#### [Entries]
- - -

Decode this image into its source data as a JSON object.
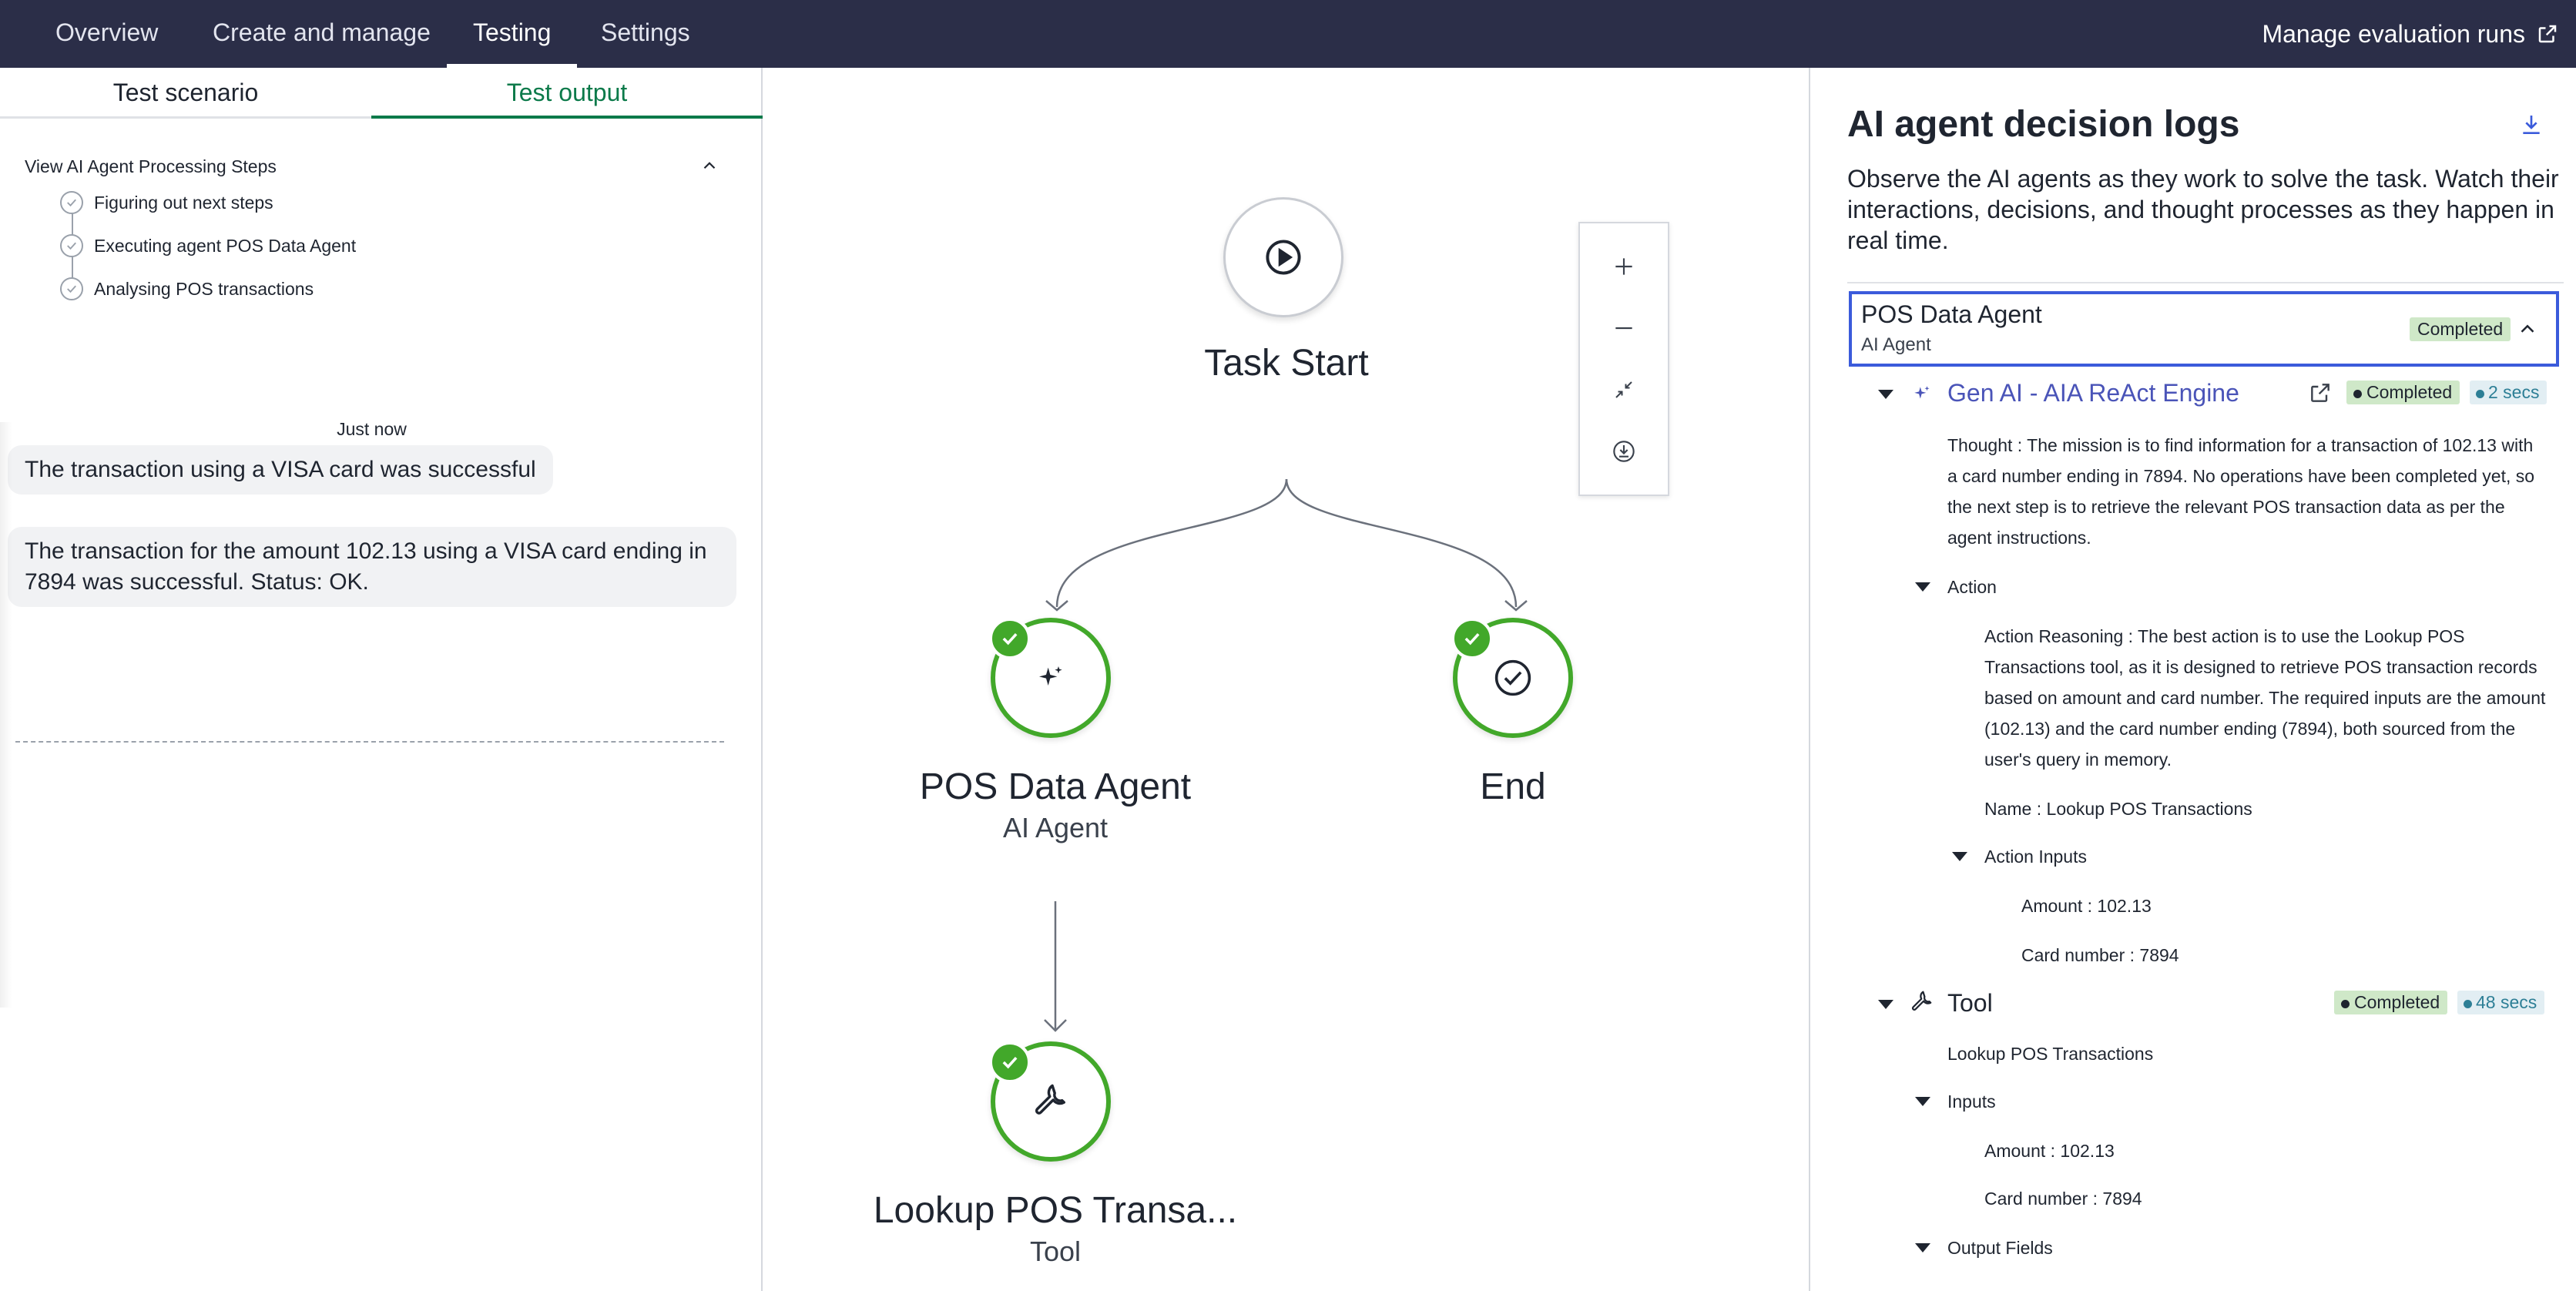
{
  "nav": {
    "tabs": [
      "Overview",
      "Create and manage",
      "Testing",
      "Settings"
    ],
    "active_tab": "Testing",
    "manage_link": "Manage evaluation runs"
  },
  "left": {
    "tabs": [
      "Test scenario",
      "Test output"
    ],
    "active_tab": "Test output",
    "steps_title": "View AI Agent Processing Steps",
    "steps": [
      "Figuring out next steps",
      "Executing agent POS Data Agent",
      "Analysing POS transactions"
    ],
    "timestamp": "Just now",
    "messages": [
      "The transaction using a VISA card was successful",
      "The transaction for the amount 102.13 using a VISA card ending in 7894 was successful. Status: OK."
    ]
  },
  "canvas": {
    "nodes": {
      "start": {
        "title": "Task Start"
      },
      "agent": {
        "title": "POS Data Agent",
        "subtitle": "AI Agent"
      },
      "end": {
        "title": "End"
      },
      "tool": {
        "title": "Lookup POS Transa...",
        "subtitle": "Tool"
      }
    }
  },
  "logs": {
    "title": "AI agent decision logs",
    "description": "Observe the AI agents as they work to solve the task. Watch their interactions, decisions, and thought processes as they happen in real time.",
    "agent": {
      "name": "POS Data Agent",
      "type": "AI Agent",
      "status": "Completed"
    },
    "engine": {
      "name": "Gen AI - AIA ReAct Engine",
      "status": "Completed",
      "duration": "2 secs",
      "thought": "Thought : The mission is to find information for a transaction of 102.13 with a card number ending in 7894. No operations have been completed yet, so the next step is to retrieve the relevant POS transaction data as per the agent instructions.",
      "action_label": "Action",
      "action_reasoning": "Action Reasoning : The best action is to use the Lookup POS Transactions tool, as it is designed to retrieve POS transaction records based on amount and card number. The required inputs are the amount (102.13) and the card number ending (7894), both sourced from the user's query in memory.",
      "action_name": "Name : Lookup POS Transactions",
      "inputs_label": "Action Inputs",
      "inputs": [
        "Amount : 102.13",
        "Card number : 7894"
      ]
    },
    "tool": {
      "name": "Tool",
      "status": "Completed",
      "duration": "48 secs",
      "tool_name": "Lookup POS Transactions",
      "inputs_label": "Inputs",
      "inputs": [
        "Amount : 102.13",
        "Card number : 7894"
      ],
      "output_label": "Output Fields"
    }
  },
  "colors": {
    "nav_bg": "#2b2e48",
    "accent_green": "#0c7a4a",
    "success": "#42a82a",
    "focus_blue": "#3b5bdb",
    "engine_text": "#4a54b8"
  }
}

- - -

#### [What you have to do]
Strip out the images, then output the records above word for word.

#### [Correct output]
Decode this image into its source data as a JSON object.
{
  "nav": {
    "tabs": [
      "Overview",
      "Create and manage",
      "Testing",
      "Settings"
    ],
    "active_tab": "Testing",
    "manage_link": "Manage evaluation runs"
  },
  "left": {
    "tabs": [
      "Test scenario",
      "Test output"
    ],
    "active_tab": "Test output",
    "steps_title": "View AI Agent Processing Steps",
    "steps": [
      "Figuring out next steps",
      "Executing agent POS Data Agent",
      "Analysing POS transactions"
    ],
    "timestamp": "Just now",
    "messages": [
      "The transaction using a VISA card was successful",
      "The transaction for the amount 102.13 using a VISA card ending in 7894 was successful. Status: OK."
    ]
  },
  "canvas": {
    "nodes": {
      "start": {
        "title": "Task Start"
      },
      "agent": {
        "title": "POS Data Agent",
        "subtitle": "AI Agent"
      },
      "end": {
        "title": "End"
      },
      "tool": {
        "title": "Lookup POS Transa...",
        "subtitle": "Tool"
      }
    }
  },
  "logs": {
    "title": "AI agent decision logs",
    "description": "Observe the AI agents as they work to solve the task. Watch their interactions, decisions, and thought processes as they happen in real time.",
    "agent": {
      "name": "POS Data Agent",
      "type": "AI Agent",
      "status": "Completed"
    },
    "engine": {
      "name": "Gen AI - AIA ReAct Engine",
      "status": "Completed",
      "duration": "2 secs",
      "thought": "Thought : The mission is to find information for a transaction of 102.13 with a card number ending in 7894. No operations have been completed yet, so the next step is to retrieve the relevant POS transaction data as per the agent instructions.",
      "action_label": "Action",
      "action_reasoning": "Action Reasoning : The best action is to use the Lookup POS Transactions tool, as it is designed to retrieve POS transaction records based on amount and card number. The required inputs are the amount (102.13) and the card number ending (7894), both sourced from the user's query in memory.",
      "action_name": "Name : Lookup POS Transactions",
      "inputs_label": "Action Inputs",
      "inputs": [
        "Amount : 102.13",
        "Card number : 7894"
      ]
    },
    "tool": {
      "name": "Tool",
      "status": "Completed",
      "duration": "48 secs",
      "tool_name": "Lookup POS Transactions",
      "inputs_label": "Inputs",
      "inputs": [
        "Amount : 102.13",
        "Card number : 7894"
      ],
      "output_label": "Output Fields"
    }
  },
  "colors": {
    "nav_bg": "#2b2e48",
    "accent_green": "#0c7a4a",
    "success": "#42a82a",
    "focus_blue": "#3b5bdb",
    "engine_text": "#4a54b8"
  }
}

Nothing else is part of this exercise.